To do: In your transcription, keep every record exact and leave out the pictures.

Given data:
☆ ☆ ☆ ☆ ☆

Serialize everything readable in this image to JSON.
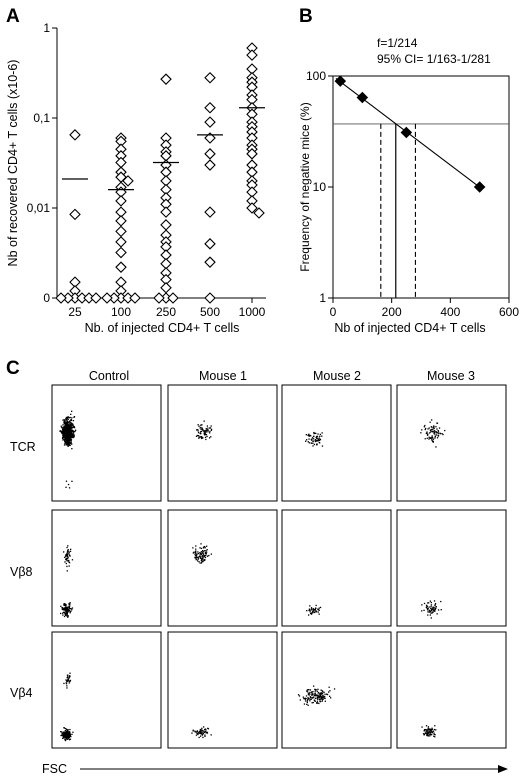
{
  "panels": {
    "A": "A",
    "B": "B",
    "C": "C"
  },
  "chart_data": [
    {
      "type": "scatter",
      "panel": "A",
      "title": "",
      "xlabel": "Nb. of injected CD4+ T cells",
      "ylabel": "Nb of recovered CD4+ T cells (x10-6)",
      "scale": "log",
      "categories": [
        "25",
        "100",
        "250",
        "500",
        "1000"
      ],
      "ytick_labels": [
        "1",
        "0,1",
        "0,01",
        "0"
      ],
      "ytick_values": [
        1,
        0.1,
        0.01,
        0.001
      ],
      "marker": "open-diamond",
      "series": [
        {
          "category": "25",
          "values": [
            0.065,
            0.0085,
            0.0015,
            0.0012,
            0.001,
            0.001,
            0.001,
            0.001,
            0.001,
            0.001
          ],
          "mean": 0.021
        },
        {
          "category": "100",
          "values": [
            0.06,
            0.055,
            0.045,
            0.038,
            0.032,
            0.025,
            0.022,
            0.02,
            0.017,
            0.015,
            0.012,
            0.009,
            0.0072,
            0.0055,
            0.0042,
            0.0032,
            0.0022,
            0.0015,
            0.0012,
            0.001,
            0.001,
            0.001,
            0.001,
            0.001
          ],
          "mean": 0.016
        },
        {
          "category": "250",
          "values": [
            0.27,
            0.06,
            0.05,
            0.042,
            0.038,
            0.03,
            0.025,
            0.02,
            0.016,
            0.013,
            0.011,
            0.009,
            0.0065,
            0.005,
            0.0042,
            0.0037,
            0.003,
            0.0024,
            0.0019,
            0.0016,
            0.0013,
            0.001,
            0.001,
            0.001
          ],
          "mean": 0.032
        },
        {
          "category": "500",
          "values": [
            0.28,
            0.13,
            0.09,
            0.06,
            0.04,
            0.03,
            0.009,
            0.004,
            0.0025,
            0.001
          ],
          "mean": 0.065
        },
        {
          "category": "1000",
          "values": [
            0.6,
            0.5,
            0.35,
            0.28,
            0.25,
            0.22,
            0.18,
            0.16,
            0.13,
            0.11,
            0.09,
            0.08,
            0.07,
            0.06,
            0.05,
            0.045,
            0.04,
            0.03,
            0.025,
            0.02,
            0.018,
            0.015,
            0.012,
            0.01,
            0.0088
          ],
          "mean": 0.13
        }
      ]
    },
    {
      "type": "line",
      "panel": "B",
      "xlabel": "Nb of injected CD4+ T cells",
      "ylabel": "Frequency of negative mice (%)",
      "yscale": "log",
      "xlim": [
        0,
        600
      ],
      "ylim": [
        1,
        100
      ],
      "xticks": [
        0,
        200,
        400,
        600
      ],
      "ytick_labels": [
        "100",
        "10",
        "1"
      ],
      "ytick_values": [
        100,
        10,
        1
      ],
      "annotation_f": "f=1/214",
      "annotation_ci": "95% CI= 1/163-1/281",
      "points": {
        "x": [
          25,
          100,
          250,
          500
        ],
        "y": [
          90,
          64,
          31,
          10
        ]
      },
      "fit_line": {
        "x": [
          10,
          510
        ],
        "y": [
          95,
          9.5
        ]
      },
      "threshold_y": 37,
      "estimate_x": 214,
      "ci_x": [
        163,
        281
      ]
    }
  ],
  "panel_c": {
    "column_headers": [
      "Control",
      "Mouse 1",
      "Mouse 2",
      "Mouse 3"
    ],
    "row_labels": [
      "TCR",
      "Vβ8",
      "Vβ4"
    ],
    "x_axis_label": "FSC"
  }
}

☆ ☆ ☆ ☆ ☆

Response for this exercise:
Serialize everything readable in this image to JSON.
{
  "panels": {
    "A": "A",
    "B": "B",
    "C": "C"
  },
  "chart_data": [
    {
      "type": "scatter",
      "panel": "A",
      "title": "",
      "xlabel": "Nb. of injected CD4+ T cells",
      "ylabel": "Nb of recovered CD4+ T cells (x10-6)",
      "scale": "log",
      "categories": [
        "25",
        "100",
        "250",
        "500",
        "1000"
      ],
      "ytick_labels": [
        "1",
        "0,1",
        "0,01",
        "0"
      ],
      "ytick_values": [
        1,
        0.1,
        0.01,
        0.001
      ],
      "marker": "open-diamond",
      "series": [
        {
          "category": "25",
          "values": [
            0.065,
            0.0085,
            0.0015,
            0.0012,
            0.001,
            0.001,
            0.001,
            0.001,
            0.001,
            0.001
          ],
          "mean": 0.021
        },
        {
          "category": "100",
          "values": [
            0.06,
            0.055,
            0.045,
            0.038,
            0.032,
            0.025,
            0.022,
            0.02,
            0.017,
            0.015,
            0.012,
            0.009,
            0.0072,
            0.0055,
            0.0042,
            0.0032,
            0.0022,
            0.0015,
            0.0012,
            0.001,
            0.001,
            0.001,
            0.001,
            0.001
          ],
          "mean": 0.016
        },
        {
          "category": "250",
          "values": [
            0.27,
            0.06,
            0.05,
            0.042,
            0.038,
            0.03,
            0.025,
            0.02,
            0.016,
            0.013,
            0.011,
            0.009,
            0.0065,
            0.005,
            0.0042,
            0.0037,
            0.003,
            0.0024,
            0.0019,
            0.0016,
            0.0013,
            0.001,
            0.001,
            0.001
          ],
          "mean": 0.032
        },
        {
          "category": "500",
          "values": [
            0.28,
            0.13,
            0.09,
            0.06,
            0.04,
            0.03,
            0.009,
            0.004,
            0.0025,
            0.001
          ],
          "mean": 0.065
        },
        {
          "category": "1000",
          "values": [
            0.6,
            0.5,
            0.35,
            0.28,
            0.25,
            0.22,
            0.18,
            0.16,
            0.13,
            0.11,
            0.09,
            0.08,
            0.07,
            0.06,
            0.05,
            0.045,
            0.04,
            0.03,
            0.025,
            0.02,
            0.018,
            0.015,
            0.012,
            0.01,
            0.0088
          ],
          "mean": 0.13
        }
      ]
    },
    {
      "type": "line",
      "panel": "B",
      "xlabel": "Nb of injected CD4+ T cells",
      "ylabel": "Frequency of negative mice (%)",
      "yscale": "log",
      "xlim": [
        0,
        600
      ],
      "ylim": [
        1,
        100
      ],
      "xticks": [
        0,
        200,
        400,
        600
      ],
      "ytick_labels": [
        "100",
        "10",
        "1"
      ],
      "ytick_values": [
        100,
        10,
        1
      ],
      "annotation_f": "f=1/214",
      "annotation_ci": "95% CI= 1/163-1/281",
      "points": {
        "x": [
          25,
          100,
          250,
          500
        ],
        "y": [
          90,
          64,
          31,
          10
        ]
      },
      "fit_line": {
        "x": [
          10,
          510
        ],
        "y": [
          95,
          9.5
        ]
      },
      "threshold_y": 37,
      "estimate_x": 214,
      "ci_x": [
        163,
        281
      ]
    }
  ],
  "panel_c": {
    "column_headers": [
      "Control",
      "Mouse 1",
      "Mouse 2",
      "Mouse 3"
    ],
    "row_labels": [
      "TCR",
      "Vβ8",
      "Vβ4"
    ],
    "x_axis_label": "FSC"
  }
}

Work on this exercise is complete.